--- begin Given data ---
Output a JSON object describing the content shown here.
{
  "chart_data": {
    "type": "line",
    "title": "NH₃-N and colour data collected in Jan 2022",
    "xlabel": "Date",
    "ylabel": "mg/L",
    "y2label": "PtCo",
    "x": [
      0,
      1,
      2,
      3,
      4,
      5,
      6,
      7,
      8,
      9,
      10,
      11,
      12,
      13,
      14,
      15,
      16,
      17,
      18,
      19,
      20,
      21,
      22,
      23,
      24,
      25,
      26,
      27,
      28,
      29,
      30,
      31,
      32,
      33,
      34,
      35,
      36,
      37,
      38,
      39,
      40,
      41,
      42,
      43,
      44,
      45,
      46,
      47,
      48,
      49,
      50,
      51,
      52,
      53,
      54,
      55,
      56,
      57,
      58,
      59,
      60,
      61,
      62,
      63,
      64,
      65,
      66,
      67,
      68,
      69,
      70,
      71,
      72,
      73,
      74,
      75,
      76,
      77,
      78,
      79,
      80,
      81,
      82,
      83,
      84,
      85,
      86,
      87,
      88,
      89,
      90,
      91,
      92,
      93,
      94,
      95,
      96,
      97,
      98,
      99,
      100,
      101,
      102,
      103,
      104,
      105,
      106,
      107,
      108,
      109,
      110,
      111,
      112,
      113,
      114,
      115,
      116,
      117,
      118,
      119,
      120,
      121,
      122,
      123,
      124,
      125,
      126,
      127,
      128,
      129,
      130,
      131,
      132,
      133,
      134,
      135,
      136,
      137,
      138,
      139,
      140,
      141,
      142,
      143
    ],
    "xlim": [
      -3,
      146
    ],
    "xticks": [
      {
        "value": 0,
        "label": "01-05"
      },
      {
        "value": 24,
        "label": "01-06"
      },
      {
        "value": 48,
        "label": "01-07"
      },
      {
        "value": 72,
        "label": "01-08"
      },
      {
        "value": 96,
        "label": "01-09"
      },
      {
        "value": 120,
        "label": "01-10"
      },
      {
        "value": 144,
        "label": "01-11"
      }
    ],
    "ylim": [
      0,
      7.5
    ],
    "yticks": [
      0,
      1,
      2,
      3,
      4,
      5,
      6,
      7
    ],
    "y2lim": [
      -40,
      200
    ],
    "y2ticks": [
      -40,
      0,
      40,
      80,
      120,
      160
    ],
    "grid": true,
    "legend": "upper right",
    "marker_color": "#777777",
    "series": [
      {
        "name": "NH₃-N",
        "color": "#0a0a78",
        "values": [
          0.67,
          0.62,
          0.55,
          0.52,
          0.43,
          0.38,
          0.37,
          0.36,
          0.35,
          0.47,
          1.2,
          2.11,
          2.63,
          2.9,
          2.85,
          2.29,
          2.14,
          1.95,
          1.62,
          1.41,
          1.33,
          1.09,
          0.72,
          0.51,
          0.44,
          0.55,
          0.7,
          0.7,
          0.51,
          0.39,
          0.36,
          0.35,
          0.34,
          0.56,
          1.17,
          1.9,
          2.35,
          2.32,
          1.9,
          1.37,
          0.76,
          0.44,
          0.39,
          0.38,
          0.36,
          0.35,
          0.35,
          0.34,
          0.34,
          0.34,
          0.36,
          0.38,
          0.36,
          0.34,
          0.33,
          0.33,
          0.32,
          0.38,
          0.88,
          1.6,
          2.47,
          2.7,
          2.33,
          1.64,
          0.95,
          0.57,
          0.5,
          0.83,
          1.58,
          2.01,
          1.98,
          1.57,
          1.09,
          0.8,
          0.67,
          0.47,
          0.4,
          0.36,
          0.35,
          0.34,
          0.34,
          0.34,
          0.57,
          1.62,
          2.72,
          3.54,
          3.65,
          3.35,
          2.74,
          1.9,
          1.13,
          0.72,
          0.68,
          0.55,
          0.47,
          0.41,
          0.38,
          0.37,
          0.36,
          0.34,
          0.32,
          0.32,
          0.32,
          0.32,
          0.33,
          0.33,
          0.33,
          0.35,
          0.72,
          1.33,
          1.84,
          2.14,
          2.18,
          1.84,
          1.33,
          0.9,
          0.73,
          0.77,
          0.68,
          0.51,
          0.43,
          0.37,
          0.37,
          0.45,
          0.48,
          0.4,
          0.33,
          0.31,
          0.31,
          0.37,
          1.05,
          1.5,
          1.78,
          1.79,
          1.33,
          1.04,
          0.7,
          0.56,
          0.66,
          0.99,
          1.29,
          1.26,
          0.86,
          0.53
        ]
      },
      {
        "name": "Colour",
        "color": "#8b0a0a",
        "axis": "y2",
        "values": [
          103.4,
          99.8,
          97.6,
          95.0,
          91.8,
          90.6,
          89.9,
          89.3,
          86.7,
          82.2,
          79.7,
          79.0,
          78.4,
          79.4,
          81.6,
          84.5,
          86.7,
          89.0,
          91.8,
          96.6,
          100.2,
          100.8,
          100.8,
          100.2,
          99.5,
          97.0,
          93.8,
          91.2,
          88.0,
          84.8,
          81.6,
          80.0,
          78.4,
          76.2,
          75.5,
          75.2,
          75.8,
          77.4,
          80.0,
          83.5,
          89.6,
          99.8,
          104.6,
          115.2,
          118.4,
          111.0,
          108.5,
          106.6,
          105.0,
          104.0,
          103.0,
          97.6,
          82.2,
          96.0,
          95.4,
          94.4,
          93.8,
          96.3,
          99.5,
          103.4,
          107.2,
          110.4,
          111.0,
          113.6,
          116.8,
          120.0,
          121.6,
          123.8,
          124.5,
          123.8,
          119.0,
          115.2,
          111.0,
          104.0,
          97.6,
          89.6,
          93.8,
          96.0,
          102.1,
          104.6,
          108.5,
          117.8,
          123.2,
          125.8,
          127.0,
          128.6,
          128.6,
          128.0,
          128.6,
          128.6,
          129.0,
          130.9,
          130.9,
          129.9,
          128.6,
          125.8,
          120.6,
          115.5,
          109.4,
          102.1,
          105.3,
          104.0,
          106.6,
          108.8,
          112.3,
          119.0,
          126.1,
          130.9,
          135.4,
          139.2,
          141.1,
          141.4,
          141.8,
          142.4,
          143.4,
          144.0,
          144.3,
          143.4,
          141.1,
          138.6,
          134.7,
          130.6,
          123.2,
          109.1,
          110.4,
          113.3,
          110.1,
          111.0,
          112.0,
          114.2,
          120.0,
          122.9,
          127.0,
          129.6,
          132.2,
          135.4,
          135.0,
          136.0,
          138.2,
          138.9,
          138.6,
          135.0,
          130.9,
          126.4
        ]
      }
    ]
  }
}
--- end Given data ---
Produce a verbatim transcription of the entries above.

Solution for this problem:
Output a JSON object describing the content shown here.
{
  "chart_data": {
    "type": "line",
    "title": "NH₃-N and colour data collected in Jan 2022",
    "xlabel": "Date",
    "ylabel": "mg/L",
    "y2label": "PtCo",
    "x": [
      0,
      1,
      2,
      3,
      4,
      5,
      6,
      7,
      8,
      9,
      10,
      11,
      12,
      13,
      14,
      15,
      16,
      17,
      18,
      19,
      20,
      21,
      22,
      23,
      24,
      25,
      26,
      27,
      28,
      29,
      30,
      31,
      32,
      33,
      34,
      35,
      36,
      37,
      38,
      39,
      40,
      41,
      42,
      43,
      44,
      45,
      46,
      47,
      48,
      49,
      50,
      51,
      52,
      53,
      54,
      55,
      56,
      57,
      58,
      59,
      60,
      61,
      62,
      63,
      64,
      65,
      66,
      67,
      68,
      69,
      70,
      71,
      72,
      73,
      74,
      75,
      76,
      77,
      78,
      79,
      80,
      81,
      82,
      83,
      84,
      85,
      86,
      87,
      88,
      89,
      90,
      91,
      92,
      93,
      94,
      95,
      96,
      97,
      98,
      99,
      100,
      101,
      102,
      103,
      104,
      105,
      106,
      107,
      108,
      109,
      110,
      111,
      112,
      113,
      114,
      115,
      116,
      117,
      118,
      119,
      120,
      121,
      122,
      123,
      124,
      125,
      126,
      127,
      128,
      129,
      130,
      131,
      132,
      133,
      134,
      135,
      136,
      137,
      138,
      139,
      140,
      141,
      142,
      143
    ],
    "xlim": [
      -3,
      146
    ],
    "xticks": [
      {
        "value": 0,
        "label": "01-05"
      },
      {
        "value": 24,
        "label": "01-06"
      },
      {
        "value": 48,
        "label": "01-07"
      },
      {
        "value": 72,
        "label": "01-08"
      },
      {
        "value": 96,
        "label": "01-09"
      },
      {
        "value": 120,
        "label": "01-10"
      },
      {
        "value": 144,
        "label": "01-11"
      }
    ],
    "ylim": [
      0,
      7.5
    ],
    "yticks": [
      0,
      1,
      2,
      3,
      4,
      5,
      6,
      7
    ],
    "y2lim": [
      -40,
      200
    ],
    "y2ticks": [
      -40,
      0,
      40,
      80,
      120,
      160
    ],
    "grid": true,
    "legend": "upper right",
    "marker_color": "#777777",
    "series": [
      {
        "name": "NH₃-N",
        "color": "#0a0a78",
        "values": [
          0.67,
          0.62,
          0.55,
          0.52,
          0.43,
          0.38,
          0.37,
          0.36,
          0.35,
          0.47,
          1.2,
          2.11,
          2.63,
          2.9,
          2.85,
          2.29,
          2.14,
          1.95,
          1.62,
          1.41,
          1.33,
          1.09,
          0.72,
          0.51,
          0.44,
          0.55,
          0.7,
          0.7,
          0.51,
          0.39,
          0.36,
          0.35,
          0.34,
          0.56,
          1.17,
          1.9,
          2.35,
          2.32,
          1.9,
          1.37,
          0.76,
          0.44,
          0.39,
          0.38,
          0.36,
          0.35,
          0.35,
          0.34,
          0.34,
          0.34,
          0.36,
          0.38,
          0.36,
          0.34,
          0.33,
          0.33,
          0.32,
          0.38,
          0.88,
          1.6,
          2.47,
          2.7,
          2.33,
          1.64,
          0.95,
          0.57,
          0.5,
          0.83,
          1.58,
          2.01,
          1.98,
          1.57,
          1.09,
          0.8,
          0.67,
          0.47,
          0.4,
          0.36,
          0.35,
          0.34,
          0.34,
          0.34,
          0.57,
          1.62,
          2.72,
          3.54,
          3.65,
          3.35,
          2.74,
          1.9,
          1.13,
          0.72,
          0.68,
          0.55,
          0.47,
          0.41,
          0.38,
          0.37,
          0.36,
          0.34,
          0.32,
          0.32,
          0.32,
          0.32,
          0.33,
          0.33,
          0.33,
          0.35,
          0.72,
          1.33,
          1.84,
          2.14,
          2.18,
          1.84,
          1.33,
          0.9,
          0.73,
          0.77,
          0.68,
          0.51,
          0.43,
          0.37,
          0.37,
          0.45,
          0.48,
          0.4,
          0.33,
          0.31,
          0.31,
          0.37,
          1.05,
          1.5,
          1.78,
          1.79,
          1.33,
          1.04,
          0.7,
          0.56,
          0.66,
          0.99,
          1.29,
          1.26,
          0.86,
          0.53
        ]
      },
      {
        "name": "Colour",
        "color": "#8b0a0a",
        "axis": "y2",
        "values": [
          103.4,
          99.8,
          97.6,
          95.0,
          91.8,
          90.6,
          89.9,
          89.3,
          86.7,
          82.2,
          79.7,
          79.0,
          78.4,
          79.4,
          81.6,
          84.5,
          86.7,
          89.0,
          91.8,
          96.6,
          100.2,
          100.8,
          100.8,
          100.2,
          99.5,
          97.0,
          93.8,
          91.2,
          88.0,
          84.8,
          81.6,
          80.0,
          78.4,
          76.2,
          75.5,
          75.2,
          75.8,
          77.4,
          80.0,
          83.5,
          89.6,
          99.8,
          104.6,
          115.2,
          118.4,
          111.0,
          108.5,
          106.6,
          105.0,
          104.0,
          103.0,
          97.6,
          82.2,
          96.0,
          95.4,
          94.4,
          93.8,
          96.3,
          99.5,
          103.4,
          107.2,
          110.4,
          111.0,
          113.6,
          116.8,
          120.0,
          121.6,
          123.8,
          124.5,
          123.8,
          119.0,
          115.2,
          111.0,
          104.0,
          97.6,
          89.6,
          93.8,
          96.0,
          102.1,
          104.6,
          108.5,
          117.8,
          123.2,
          125.8,
          127.0,
          128.6,
          128.6,
          128.0,
          128.6,
          128.6,
          129.0,
          130.9,
          130.9,
          129.9,
          128.6,
          125.8,
          120.6,
          115.5,
          109.4,
          102.1,
          105.3,
          104.0,
          106.6,
          108.8,
          112.3,
          119.0,
          126.1,
          130.9,
          135.4,
          139.2,
          141.1,
          141.4,
          141.8,
          142.4,
          143.4,
          144.0,
          144.3,
          143.4,
          141.1,
          138.6,
          134.7,
          130.6,
          123.2,
          109.1,
          110.4,
          113.3,
          110.1,
          111.0,
          112.0,
          114.2,
          120.0,
          122.9,
          127.0,
          129.6,
          132.2,
          135.4,
          135.0,
          136.0,
          138.2,
          138.9,
          138.6,
          135.0,
          130.9,
          126.4
        ]
      }
    ]
  }
}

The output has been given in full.